### INPUT RECORDS

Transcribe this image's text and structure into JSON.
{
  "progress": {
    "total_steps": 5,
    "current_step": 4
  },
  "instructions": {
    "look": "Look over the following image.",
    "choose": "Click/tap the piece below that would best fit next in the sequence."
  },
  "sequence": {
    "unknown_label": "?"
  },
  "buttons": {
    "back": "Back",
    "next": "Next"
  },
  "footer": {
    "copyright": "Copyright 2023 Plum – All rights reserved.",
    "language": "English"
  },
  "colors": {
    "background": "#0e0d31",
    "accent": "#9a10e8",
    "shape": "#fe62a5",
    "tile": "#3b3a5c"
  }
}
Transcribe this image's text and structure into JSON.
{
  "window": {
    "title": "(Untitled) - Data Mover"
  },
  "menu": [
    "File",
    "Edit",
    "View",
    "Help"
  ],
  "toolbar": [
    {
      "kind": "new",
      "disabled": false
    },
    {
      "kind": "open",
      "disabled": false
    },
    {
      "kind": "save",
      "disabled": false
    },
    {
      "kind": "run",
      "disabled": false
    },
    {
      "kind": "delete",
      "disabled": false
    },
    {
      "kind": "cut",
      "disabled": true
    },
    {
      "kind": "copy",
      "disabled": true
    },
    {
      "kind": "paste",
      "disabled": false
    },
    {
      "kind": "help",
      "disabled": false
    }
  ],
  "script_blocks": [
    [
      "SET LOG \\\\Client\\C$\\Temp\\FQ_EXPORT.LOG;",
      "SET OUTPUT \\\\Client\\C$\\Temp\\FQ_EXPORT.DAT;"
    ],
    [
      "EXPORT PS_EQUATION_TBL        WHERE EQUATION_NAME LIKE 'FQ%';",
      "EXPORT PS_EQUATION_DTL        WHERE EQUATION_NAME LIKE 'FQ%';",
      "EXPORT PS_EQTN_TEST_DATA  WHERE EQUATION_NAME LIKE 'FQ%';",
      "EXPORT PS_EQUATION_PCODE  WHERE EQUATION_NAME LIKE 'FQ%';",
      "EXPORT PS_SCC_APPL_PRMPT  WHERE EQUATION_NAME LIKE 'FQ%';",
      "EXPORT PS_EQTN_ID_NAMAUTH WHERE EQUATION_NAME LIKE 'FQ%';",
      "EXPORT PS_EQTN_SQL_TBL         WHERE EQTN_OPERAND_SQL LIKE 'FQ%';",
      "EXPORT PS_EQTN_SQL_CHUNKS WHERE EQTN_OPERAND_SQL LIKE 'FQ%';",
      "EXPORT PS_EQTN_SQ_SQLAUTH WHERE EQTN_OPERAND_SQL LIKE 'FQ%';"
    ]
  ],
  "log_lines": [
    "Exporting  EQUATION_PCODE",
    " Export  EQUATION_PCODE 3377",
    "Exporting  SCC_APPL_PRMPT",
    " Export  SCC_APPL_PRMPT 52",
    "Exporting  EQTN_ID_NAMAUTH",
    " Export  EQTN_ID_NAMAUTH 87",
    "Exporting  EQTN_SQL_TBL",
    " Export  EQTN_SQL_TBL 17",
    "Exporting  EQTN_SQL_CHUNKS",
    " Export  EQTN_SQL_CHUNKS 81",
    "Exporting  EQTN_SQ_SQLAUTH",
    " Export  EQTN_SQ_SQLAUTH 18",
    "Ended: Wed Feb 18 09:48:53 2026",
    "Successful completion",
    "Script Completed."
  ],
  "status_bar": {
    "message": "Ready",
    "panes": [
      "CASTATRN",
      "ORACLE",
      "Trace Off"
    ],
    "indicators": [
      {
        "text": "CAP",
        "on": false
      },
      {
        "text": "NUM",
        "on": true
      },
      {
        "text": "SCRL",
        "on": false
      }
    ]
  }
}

### WHAT YOU ARE ASKED TO DO
Print all of the entries again, exactly as written.

### OUTPUT FOR THIS TASK
Transcribe this image's text and structure into JSON.
{
  "progress": {
    "total_steps": 5,
    "current_step": 4
  },
  "instructions": {
    "look": "Look over the following image.",
    "choose": "Click/tap the piece below that would best fit next in the sequence."
  },
  "sequence": {
    "unknown_label": "?"
  },
  "buttons": {
    "back": "Back",
    "next": "Next"
  },
  "footer": {
    "copyright": "Copyright 2023 Plum – All rights reserved.",
    "language": "English"
  },
  "colors": {
    "background": "#0e0d31",
    "accent": "#9a10e8",
    "shape": "#fe62a5",
    "tile": "#3b3a5c"
  }
}
Transcribe this image's text and structure into JSON.
{
  "window": {
    "title": "(Untitled) - Data Mover"
  },
  "menu": [
    "File",
    "Edit",
    "View",
    "Help"
  ],
  "toolbar": [
    {
      "kind": "new",
      "disabled": false
    },
    {
      "kind": "open",
      "disabled": false
    },
    {
      "kind": "save",
      "disabled": false
    },
    {
      "kind": "run",
      "disabled": false
    },
    {
      "kind": "delete",
      "disabled": false
    },
    {
      "kind": "cut",
      "disabled": true
    },
    {
      "kind": "copy",
      "disabled": true
    },
    {
      "kind": "paste",
      "disabled": false
    },
    {
      "kind": "help",
      "disabled": false
    }
  ],
  "script_blocks": [
    [
      "SET LOG \\\\Client\\C$\\Temp\\FQ_EXPORT.LOG;",
      "SET OUTPUT \\\\Client\\C$\\Temp\\FQ_EXPORT.DAT;"
    ],
    [
      "EXPORT PS_EQUATION_TBL        WHERE EQUATION_NAME LIKE 'FQ%';",
      "EXPORT PS_EQUATION_DTL        WHERE EQUATION_NAME LIKE 'FQ%';",
      "EXPORT PS_EQTN_TEST_DATA  WHERE EQUATION_NAME LIKE 'FQ%';",
      "EXPORT PS_EQUATION_PCODE  WHERE EQUATION_NAME LIKE 'FQ%';",
      "EXPORT PS_SCC_APPL_PRMPT  WHERE EQUATION_NAME LIKE 'FQ%';",
      "EXPORT PS_EQTN_ID_NAMAUTH WHERE EQUATION_NAME LIKE 'FQ%';",
      "EXPORT PS_EQTN_SQL_TBL         WHERE EQTN_OPERAND_SQL LIKE 'FQ%';",
      "EXPORT PS_EQTN_SQL_CHUNKS WHERE EQTN_OPERAND_SQL LIKE 'FQ%';",
      "EXPORT PS_EQTN_SQ_SQLAUTH WHERE EQTN_OPERAND_SQL LIKE 'FQ%';"
    ]
  ],
  "log_lines": [
    "Exporting  EQUATION_PCODE",
    " Export  EQUATION_PCODE 3377",
    "Exporting  SCC_APPL_PRMPT",
    " Export  SCC_APPL_PRMPT 52",
    "Exporting  EQTN_ID_NAMAUTH",
    " Export  EQTN_ID_NAMAUTH 87",
    "Exporting  EQTN_SQL_TBL",
    " Export  EQTN_SQL_TBL 17",
    "Exporting  EQTN_SQL_CHUNKS",
    " Export  EQTN_SQL_CHUNKS 81",
    "Exporting  EQTN_SQ_SQLAUTH",
    " Export  EQTN_SQ_SQLAUTH 18",
    "Ended: Wed Feb 18 09:48:53 2026",
    "Successful completion",
    "Script Completed."
  ],
  "status_bar": {
    "message": "Ready",
    "panes": [
      "CASTATRN",
      "ORACLE",
      "Trace Off"
    ],
    "indicators": [
      {
        "text": "CAP",
        "on": false
      },
      {
        "text": "NUM",
        "on": true
      },
      {
        "text": "SCRL",
        "on": false
      }
    ]
  }
}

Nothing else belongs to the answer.